**OBJECTIVE**:
Copy out the lines that include the word "total".
** Start of GIVEN RECORDS **
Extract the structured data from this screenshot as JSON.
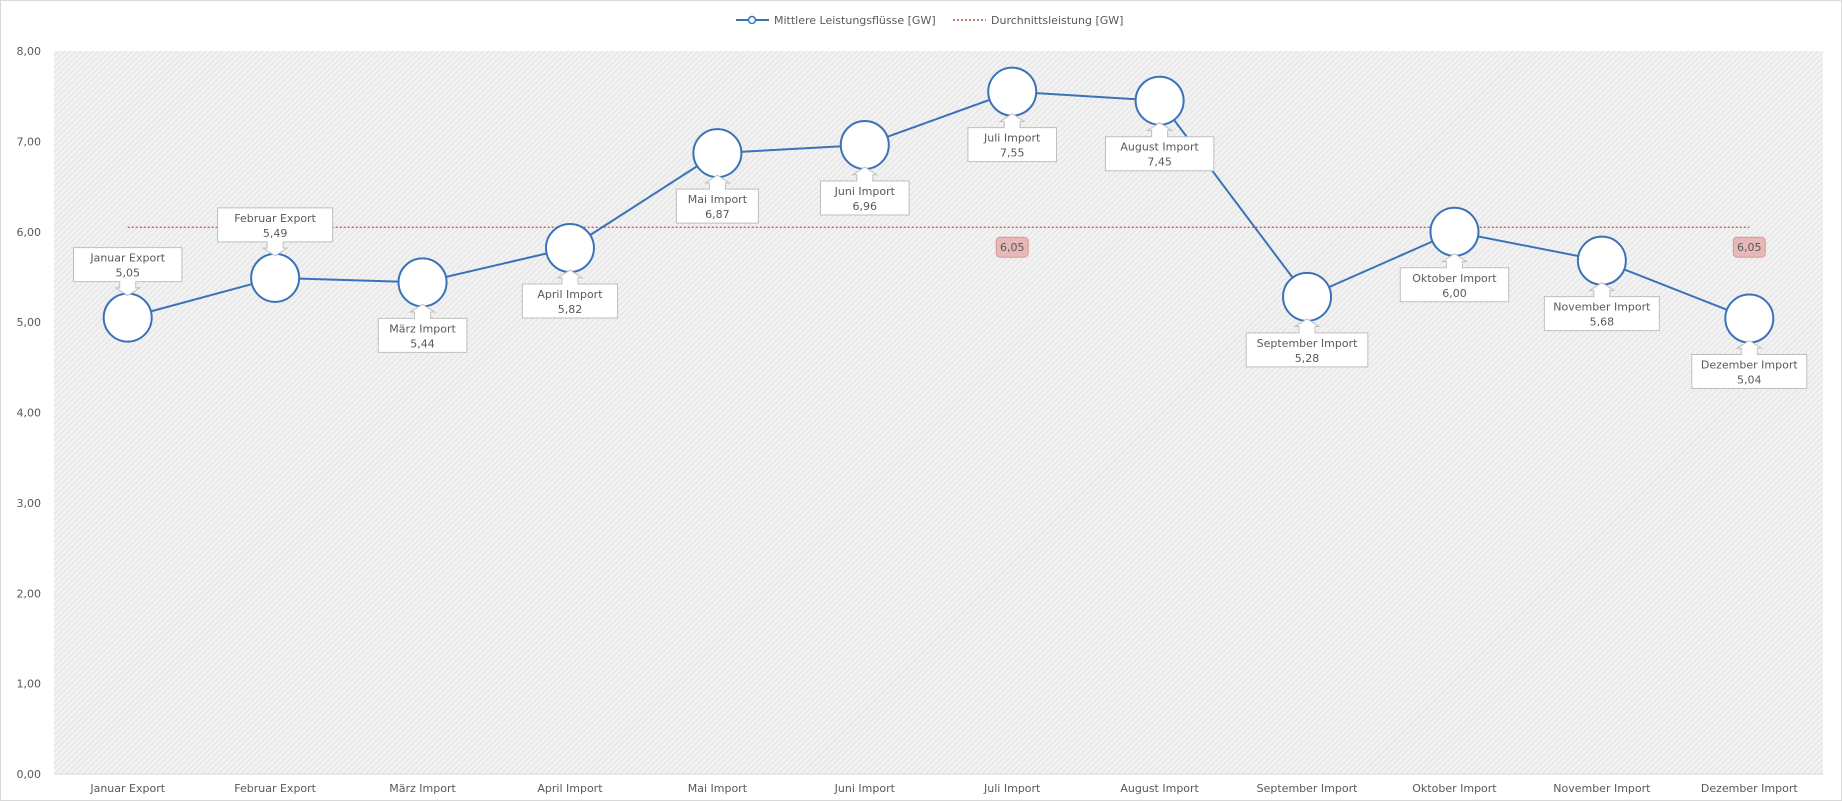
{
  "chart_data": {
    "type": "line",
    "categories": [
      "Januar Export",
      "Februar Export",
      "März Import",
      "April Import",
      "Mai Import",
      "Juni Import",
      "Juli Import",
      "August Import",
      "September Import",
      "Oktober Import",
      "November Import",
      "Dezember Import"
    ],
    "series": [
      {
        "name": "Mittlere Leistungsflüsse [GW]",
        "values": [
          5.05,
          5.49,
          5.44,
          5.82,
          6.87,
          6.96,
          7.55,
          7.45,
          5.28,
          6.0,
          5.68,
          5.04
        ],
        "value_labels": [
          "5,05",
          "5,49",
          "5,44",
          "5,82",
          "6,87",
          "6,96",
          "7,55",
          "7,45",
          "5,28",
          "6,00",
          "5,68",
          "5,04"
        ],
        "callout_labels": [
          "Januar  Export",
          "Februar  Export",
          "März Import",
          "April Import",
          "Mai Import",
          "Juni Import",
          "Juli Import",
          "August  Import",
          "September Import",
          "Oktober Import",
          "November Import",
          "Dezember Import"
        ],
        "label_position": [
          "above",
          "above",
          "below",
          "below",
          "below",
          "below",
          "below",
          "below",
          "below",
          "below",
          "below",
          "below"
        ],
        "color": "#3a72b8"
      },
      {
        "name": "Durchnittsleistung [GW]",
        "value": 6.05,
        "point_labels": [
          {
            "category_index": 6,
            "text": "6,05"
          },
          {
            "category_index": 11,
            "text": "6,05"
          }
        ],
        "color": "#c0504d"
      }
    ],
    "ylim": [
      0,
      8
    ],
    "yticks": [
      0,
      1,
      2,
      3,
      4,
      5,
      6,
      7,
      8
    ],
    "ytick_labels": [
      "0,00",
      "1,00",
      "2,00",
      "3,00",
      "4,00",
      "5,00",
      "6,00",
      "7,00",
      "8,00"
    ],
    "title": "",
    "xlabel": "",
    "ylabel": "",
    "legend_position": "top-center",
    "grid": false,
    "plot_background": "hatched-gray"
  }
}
** End of GIVEN RECORDS **
** Start of GIVEN RECORDS **
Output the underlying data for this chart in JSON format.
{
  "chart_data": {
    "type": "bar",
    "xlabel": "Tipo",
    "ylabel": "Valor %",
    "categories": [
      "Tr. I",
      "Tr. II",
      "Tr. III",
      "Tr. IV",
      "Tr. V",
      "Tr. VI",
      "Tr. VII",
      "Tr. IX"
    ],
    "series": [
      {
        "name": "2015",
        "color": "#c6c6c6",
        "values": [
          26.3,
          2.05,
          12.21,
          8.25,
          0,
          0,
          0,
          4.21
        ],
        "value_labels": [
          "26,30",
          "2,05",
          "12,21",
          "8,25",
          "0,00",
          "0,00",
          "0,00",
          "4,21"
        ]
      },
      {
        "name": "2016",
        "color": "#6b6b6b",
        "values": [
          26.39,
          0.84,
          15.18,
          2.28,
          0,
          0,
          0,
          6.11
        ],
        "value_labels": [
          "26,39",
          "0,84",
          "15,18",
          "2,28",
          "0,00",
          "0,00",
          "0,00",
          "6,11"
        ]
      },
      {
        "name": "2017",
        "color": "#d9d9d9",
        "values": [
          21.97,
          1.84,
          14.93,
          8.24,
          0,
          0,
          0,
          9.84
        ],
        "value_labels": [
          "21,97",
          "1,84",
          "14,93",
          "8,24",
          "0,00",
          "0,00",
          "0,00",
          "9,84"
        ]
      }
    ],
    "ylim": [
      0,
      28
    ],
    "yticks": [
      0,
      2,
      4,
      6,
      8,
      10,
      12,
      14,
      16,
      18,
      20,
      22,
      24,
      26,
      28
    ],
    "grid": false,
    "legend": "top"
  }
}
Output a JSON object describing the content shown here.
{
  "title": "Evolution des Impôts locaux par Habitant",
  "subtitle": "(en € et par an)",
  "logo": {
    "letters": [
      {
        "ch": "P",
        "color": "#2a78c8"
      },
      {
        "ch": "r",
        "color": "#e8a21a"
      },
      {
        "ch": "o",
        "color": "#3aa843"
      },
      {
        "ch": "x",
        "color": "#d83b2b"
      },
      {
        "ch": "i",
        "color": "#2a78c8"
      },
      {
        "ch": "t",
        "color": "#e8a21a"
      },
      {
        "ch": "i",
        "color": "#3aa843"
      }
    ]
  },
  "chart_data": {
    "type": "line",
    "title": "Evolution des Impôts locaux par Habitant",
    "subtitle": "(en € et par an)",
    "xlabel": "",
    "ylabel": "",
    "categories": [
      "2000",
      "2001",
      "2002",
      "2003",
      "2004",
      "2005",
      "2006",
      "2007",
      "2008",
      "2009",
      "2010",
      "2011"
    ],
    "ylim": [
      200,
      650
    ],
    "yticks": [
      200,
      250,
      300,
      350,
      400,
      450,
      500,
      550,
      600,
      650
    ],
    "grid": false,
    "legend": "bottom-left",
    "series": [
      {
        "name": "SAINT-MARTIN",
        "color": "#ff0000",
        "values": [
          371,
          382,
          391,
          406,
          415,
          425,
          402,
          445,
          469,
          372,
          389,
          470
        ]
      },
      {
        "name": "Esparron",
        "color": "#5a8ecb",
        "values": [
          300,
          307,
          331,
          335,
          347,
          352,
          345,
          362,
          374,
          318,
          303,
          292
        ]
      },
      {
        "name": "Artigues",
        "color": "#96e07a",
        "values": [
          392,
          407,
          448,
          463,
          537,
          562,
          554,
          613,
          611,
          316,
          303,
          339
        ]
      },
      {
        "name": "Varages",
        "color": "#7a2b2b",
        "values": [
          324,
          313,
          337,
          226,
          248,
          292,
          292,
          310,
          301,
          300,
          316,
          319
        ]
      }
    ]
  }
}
** End of GIVEN RECORDS **
** Start of GIVEN RECORDS **
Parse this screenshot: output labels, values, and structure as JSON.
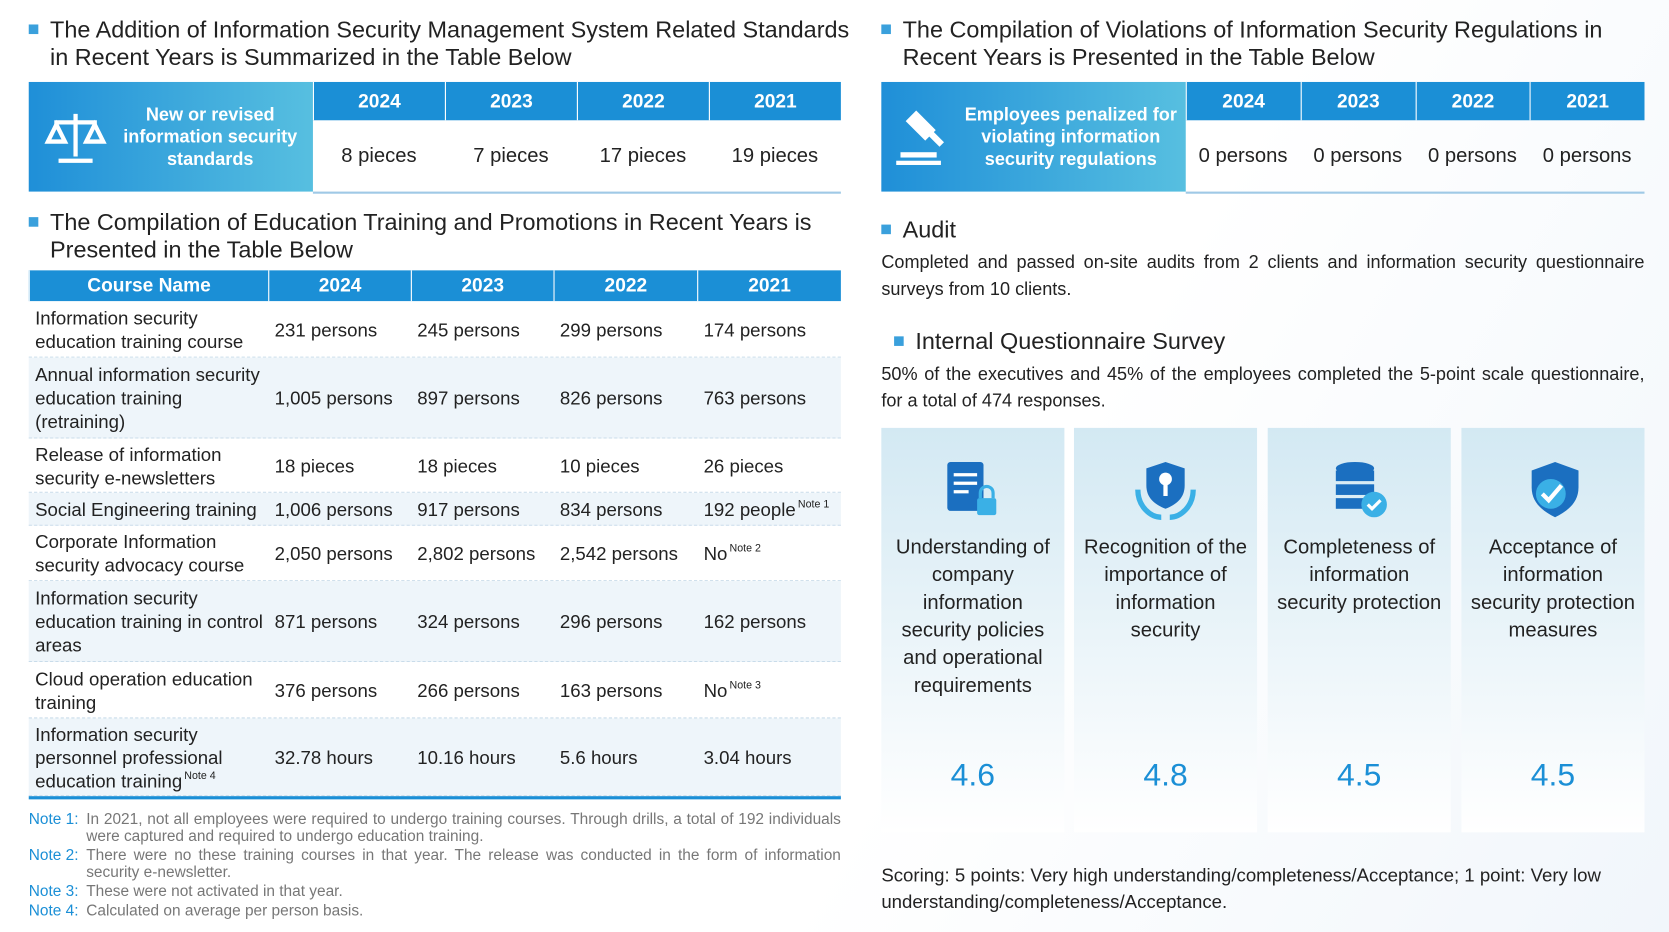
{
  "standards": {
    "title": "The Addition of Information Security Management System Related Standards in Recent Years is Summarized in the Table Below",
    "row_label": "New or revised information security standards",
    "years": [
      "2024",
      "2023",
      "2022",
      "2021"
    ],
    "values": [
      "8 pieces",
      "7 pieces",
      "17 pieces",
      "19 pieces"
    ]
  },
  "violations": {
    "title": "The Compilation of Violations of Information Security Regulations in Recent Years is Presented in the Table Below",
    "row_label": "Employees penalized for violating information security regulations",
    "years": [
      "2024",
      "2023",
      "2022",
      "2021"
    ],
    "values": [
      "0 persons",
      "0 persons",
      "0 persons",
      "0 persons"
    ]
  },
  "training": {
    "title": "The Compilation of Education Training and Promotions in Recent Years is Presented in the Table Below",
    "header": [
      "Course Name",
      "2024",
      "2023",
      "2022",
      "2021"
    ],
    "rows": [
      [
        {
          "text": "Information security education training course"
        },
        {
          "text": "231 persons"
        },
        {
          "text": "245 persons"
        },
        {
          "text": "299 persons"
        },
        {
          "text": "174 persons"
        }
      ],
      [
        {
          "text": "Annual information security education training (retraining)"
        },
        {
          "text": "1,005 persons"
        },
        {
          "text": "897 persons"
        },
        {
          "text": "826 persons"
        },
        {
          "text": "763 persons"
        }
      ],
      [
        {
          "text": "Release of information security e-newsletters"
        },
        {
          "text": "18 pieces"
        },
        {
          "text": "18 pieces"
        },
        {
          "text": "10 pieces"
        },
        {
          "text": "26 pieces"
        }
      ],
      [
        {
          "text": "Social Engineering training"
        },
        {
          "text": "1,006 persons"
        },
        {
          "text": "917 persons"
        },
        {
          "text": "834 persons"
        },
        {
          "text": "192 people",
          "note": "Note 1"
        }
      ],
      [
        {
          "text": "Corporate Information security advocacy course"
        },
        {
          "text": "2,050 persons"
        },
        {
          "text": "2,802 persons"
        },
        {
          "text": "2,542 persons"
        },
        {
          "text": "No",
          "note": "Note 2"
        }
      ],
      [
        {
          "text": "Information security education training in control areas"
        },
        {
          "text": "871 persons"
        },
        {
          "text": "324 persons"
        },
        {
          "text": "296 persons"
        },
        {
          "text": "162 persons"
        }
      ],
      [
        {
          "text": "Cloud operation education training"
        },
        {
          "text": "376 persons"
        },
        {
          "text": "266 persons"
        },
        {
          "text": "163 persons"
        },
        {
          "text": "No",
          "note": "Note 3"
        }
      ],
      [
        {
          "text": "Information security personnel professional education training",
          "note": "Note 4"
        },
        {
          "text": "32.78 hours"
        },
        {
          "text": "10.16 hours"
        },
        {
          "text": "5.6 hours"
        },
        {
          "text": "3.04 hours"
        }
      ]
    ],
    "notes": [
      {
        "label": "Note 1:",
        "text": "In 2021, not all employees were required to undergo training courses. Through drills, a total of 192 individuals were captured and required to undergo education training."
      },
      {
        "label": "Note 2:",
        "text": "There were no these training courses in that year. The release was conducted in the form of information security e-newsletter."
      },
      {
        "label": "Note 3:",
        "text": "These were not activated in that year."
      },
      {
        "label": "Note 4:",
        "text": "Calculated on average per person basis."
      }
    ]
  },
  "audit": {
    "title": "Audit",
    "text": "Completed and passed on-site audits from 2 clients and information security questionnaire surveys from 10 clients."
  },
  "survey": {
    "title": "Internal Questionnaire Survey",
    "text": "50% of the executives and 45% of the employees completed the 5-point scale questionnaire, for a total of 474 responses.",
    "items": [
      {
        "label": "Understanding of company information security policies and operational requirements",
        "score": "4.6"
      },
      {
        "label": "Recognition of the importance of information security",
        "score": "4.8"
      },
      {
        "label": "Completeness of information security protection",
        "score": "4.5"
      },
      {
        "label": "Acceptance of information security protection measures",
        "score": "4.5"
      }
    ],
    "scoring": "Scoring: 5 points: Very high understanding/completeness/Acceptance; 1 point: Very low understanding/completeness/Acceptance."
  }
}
** End of GIVEN RECORDS **
**TASK OUTPUT**:
        "text": "In 2021, not all employees were required to undergo training courses. Through drills, a total of 192 individuals were captured and required to undergo education training."
    "text": "50% of the executives and 45% of the employees completed the 5-point scale questionnaire, for a total of 474 responses.",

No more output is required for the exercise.